* _Aim_
Scan the material and copy every line in which "instrucciones" appears.

## BEGIN

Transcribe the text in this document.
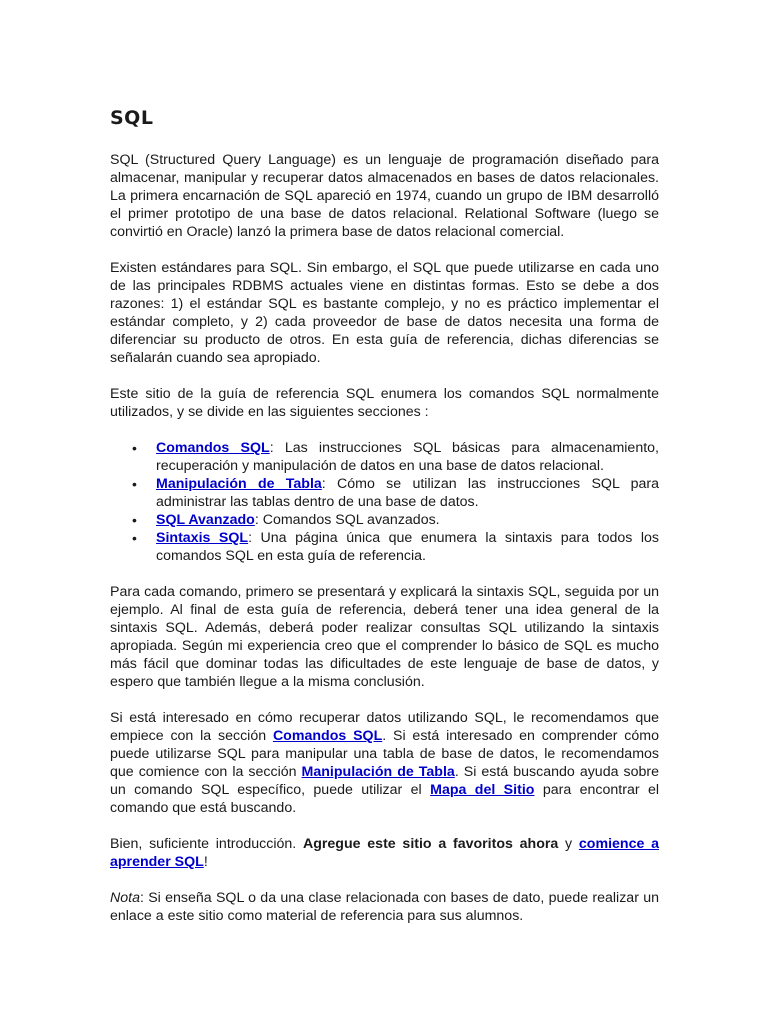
SQL

SQL (Structured Query Language) es un lenguaje de programación diseñado para almacenar, manipular y recuperar datos almacenados en bases de datos relacionales. La primera encarnación de SQL apareció en 1974, cuando un grupo de IBM desarrolló el primer prototipo de una base de datos relacional. Relational Software (luego se convirtió en Oracle) lanzó la primera base de datos relacional comercial.

Existen estándares para SQL. Sin embargo, el SQL que puede utilizarse en cada uno de las principales RDBMS actuales viene en distintas formas. Esto se debe a dos razones: 1) el estándar SQL es bastante complejo, y no es práctico implementar el estándar completo, y 2) cada proveedor de base de datos necesita una forma de diferenciar su producto de otros. En esta guía de referencia, dichas diferencias se señalarán cuando sea apropiado.

Este sitio de la guía de referencia SQL enumera los comandos SQL normalmente utilizados, y se divide en las siguientes secciones :

• Comandos SQL: Las instrucciones SQL básicas para almacenamiento, recuperación y manipulación de datos en una base de datos relacional.
• Manipulación de Tabla: Cómo se utilizan las instrucciones SQL para administrar las tablas dentro de una base de datos.
• SQL Avanzado: Comandos SQL avanzados.
• Sintaxis SQL: Una página única que enumera la sintaxis para todos los comandos SQL en esta guía de referencia.

Para cada comando, primero se presentará y explicará la sintaxis SQL, seguida por un ejemplo. Al final de esta guía de referencia, deberá tener una idea general de la sintaxis SQL. Además, deberá poder realizar consultas SQL utilizando la sintaxis apropiada. Según mi experiencia creo que el comprender lo básico de SQL es mucho más fácil que dominar todas las dificultades de este lenguaje de base de datos, y espero que también llegue a la misma conclusión.

Si está interesado en cómo recuperar datos utilizando SQL, le recomendamos que empiece con la sección Comandos SQL. Si está interesado en comprender cómo puede utilizarse SQL para manipular una tabla de base de datos, le recomendamos que comience con la sección Manipulación de Tabla. Si está buscando ayuda sobre un comando SQL específico, puede utilizar el Mapa del Sitio para encontrar el comando que está buscando.

Bien, suficiente introducción. Agregue este sitio a favoritos ahora y comience a aprender SQL!

Nota: Si enseña SQL o da una clase relacionada con bases de dato, puede realizar un enlace a este sitio como material de referencia para sus alumnos.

## END

* _Result for this exercise_
• Comandos SQL: Las instrucciones SQL básicas para almacenamiento, recuperación y manipulación de datos en una base de datos relacional.
• Manipulación de Tabla: Cómo se utilizan las instrucciones SQL para administrar las tablas dentro de una base de datos.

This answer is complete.